#### Required work:
Can you write out the whole listing exactly?

- - - - -

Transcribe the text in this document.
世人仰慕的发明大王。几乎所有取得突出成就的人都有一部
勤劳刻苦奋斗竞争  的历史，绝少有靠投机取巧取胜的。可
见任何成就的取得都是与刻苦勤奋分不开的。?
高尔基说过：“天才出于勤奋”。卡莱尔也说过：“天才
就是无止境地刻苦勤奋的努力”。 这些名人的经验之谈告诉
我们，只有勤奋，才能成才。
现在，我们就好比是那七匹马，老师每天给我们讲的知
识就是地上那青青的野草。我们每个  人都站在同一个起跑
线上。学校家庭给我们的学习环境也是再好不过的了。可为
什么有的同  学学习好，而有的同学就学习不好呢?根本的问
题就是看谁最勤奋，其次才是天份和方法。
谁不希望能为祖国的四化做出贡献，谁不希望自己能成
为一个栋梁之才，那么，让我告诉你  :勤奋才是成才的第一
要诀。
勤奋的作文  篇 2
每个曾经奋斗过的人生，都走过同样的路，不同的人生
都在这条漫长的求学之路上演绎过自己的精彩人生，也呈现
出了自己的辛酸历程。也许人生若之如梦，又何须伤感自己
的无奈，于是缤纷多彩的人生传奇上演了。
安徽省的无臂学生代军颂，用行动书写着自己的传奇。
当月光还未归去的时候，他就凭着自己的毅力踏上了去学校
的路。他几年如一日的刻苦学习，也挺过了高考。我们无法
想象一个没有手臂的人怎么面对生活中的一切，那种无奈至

- - - - -

#### The completed task:
Transcribe the text in this document.
世人仰慕的发明大王。几乎所有取得突出成就的人都有一部
勤劳刻苦奋斗竞争  的历史，绝少有靠投机取巧取胜的。可
见任何成就的取得都是与刻苦勤奋分不开的。?
高尔基说过：“天才出于勤奋”。卡莱尔也说过：“天才
就是无止境地刻苦勤奋的努力”。 这些名人的经验之谈告诉
我们，只有勤奋，才能成才。
现在，我们就好比是那七匹马，老师每天给我们讲的知
识就是地上那青青的野草。我们每个  人都站在同一个起跑
线上。学校家庭给我们的学习环境也是再好不过的了。可为
什么有的同  学学习好，而有的同学就学习不好呢?根本的问
题就是看谁最勤奋，其次才是天份和方法。
谁不希望能为祖国的四化做出贡献，谁不希望自己能成
为一个栋梁之才，那么，让我告诉你  :勤奋才是成才的第一
要诀。
勤奋的作文  篇 2
每个曾经奋斗过的人生，都走过同样的路，不同的人生
都在这条漫长的求学之路上演绎过自己的精彩人生，也呈现
出了自己的辛酸历程。也许人生若之如梦，又何须伤感自己
的无奈，于是缤纷多彩的人生传奇上演了。
安徽省的无臂学生代军颂，用行动书写着自己的传奇。
当月光还未归去的时候，他就凭着自己的毅力踏上了去学校
的路。他几年如一日的刻苦学习，也挺过了高考。我们无法
想象一个没有手臂的人怎么面对生活中的一切，那种无奈至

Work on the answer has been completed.